### Short problem
Every line holding the word "малого" counts once. Give the total, nothing more.

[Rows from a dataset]
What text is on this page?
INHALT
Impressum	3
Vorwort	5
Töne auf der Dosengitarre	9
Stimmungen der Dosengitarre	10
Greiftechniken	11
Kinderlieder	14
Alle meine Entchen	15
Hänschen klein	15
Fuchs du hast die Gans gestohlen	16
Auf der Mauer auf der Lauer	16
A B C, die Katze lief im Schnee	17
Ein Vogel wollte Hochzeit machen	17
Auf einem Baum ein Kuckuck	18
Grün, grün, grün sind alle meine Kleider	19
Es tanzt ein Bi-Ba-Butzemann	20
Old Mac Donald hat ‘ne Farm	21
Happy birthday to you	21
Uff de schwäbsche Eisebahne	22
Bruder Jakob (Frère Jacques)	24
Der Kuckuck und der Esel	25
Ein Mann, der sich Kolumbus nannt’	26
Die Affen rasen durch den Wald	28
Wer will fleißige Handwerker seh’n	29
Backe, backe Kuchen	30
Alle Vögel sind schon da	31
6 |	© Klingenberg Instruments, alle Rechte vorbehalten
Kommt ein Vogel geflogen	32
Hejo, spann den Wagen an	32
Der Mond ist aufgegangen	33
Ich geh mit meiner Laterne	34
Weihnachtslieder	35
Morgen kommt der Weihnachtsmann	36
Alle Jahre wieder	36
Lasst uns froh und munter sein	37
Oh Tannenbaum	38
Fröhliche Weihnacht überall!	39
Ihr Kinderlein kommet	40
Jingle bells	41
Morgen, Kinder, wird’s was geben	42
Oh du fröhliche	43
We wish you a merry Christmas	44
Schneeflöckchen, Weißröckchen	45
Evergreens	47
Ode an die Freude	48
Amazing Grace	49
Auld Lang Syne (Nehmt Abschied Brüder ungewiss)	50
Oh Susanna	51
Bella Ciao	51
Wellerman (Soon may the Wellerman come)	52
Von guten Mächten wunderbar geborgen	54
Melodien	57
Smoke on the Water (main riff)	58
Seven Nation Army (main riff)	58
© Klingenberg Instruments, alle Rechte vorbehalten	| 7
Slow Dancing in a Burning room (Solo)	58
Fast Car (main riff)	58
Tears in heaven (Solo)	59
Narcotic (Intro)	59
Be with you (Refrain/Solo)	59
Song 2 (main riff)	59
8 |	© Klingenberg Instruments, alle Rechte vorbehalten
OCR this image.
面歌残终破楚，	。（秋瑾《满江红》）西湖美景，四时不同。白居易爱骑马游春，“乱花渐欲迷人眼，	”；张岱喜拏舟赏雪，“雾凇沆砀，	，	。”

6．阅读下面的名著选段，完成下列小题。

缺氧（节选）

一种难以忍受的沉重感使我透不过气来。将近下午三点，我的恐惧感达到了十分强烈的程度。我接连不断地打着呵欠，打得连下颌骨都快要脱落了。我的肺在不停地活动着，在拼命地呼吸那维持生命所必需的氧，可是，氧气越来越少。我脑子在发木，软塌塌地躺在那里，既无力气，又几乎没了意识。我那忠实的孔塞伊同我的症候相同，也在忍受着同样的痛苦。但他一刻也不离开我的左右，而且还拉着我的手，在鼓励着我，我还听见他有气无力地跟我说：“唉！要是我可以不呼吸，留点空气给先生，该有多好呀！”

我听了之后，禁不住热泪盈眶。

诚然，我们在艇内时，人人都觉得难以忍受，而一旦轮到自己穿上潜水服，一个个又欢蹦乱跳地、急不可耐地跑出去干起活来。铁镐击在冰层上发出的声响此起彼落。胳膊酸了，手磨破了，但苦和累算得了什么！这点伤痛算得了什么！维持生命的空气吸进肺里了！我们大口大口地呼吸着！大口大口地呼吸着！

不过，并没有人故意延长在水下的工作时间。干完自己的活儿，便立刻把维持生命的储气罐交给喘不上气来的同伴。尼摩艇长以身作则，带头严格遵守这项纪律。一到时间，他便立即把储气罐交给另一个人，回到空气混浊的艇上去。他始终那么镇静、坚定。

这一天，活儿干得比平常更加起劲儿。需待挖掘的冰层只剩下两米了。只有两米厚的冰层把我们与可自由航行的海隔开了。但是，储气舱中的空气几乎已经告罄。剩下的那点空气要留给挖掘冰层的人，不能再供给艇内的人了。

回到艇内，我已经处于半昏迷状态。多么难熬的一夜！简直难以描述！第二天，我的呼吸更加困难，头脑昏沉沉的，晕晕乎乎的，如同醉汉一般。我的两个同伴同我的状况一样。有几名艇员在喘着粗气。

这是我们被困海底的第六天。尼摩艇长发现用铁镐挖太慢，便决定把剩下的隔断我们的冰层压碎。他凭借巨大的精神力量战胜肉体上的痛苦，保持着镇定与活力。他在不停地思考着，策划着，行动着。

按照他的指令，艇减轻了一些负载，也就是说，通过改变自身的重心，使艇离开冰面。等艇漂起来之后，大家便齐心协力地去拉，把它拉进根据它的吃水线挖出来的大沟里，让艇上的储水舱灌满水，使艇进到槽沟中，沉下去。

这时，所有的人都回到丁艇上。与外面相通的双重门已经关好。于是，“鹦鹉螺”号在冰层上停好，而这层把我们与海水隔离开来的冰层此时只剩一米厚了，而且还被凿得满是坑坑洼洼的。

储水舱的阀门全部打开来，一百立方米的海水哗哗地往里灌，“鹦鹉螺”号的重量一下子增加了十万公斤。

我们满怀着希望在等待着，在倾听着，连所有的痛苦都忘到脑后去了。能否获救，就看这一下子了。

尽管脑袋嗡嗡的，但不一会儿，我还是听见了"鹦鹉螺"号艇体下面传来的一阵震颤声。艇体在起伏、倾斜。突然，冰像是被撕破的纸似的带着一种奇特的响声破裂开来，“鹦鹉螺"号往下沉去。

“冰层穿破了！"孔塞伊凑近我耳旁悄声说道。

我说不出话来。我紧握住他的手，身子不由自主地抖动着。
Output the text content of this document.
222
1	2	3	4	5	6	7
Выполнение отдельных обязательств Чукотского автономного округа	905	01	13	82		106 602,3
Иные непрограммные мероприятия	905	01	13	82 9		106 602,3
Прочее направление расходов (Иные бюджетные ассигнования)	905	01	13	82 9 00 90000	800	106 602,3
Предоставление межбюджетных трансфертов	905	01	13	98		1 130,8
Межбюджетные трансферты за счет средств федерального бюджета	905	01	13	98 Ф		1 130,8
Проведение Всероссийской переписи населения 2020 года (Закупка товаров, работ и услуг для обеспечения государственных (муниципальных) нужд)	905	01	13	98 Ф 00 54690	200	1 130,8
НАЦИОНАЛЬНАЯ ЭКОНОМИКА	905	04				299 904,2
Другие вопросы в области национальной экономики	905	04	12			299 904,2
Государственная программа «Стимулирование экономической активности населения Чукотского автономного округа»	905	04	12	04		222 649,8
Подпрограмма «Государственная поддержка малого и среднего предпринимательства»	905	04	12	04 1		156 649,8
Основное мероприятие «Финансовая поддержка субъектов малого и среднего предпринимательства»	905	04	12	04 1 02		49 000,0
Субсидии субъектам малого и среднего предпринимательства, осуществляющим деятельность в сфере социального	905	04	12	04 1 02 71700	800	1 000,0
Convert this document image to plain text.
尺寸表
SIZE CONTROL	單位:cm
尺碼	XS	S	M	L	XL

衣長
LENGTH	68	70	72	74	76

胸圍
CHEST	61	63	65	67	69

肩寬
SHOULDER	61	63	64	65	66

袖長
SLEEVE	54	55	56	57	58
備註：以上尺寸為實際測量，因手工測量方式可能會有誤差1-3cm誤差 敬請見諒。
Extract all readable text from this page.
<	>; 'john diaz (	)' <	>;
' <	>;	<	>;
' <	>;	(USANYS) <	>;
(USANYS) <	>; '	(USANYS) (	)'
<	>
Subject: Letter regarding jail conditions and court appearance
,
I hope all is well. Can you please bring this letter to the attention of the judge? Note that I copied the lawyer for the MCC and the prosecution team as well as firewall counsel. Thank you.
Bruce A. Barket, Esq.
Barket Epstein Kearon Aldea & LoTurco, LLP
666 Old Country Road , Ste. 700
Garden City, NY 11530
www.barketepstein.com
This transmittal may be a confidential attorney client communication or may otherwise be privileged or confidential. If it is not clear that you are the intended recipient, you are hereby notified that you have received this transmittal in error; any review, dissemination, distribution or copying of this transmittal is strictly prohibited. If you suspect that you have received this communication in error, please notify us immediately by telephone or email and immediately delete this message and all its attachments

### Output
3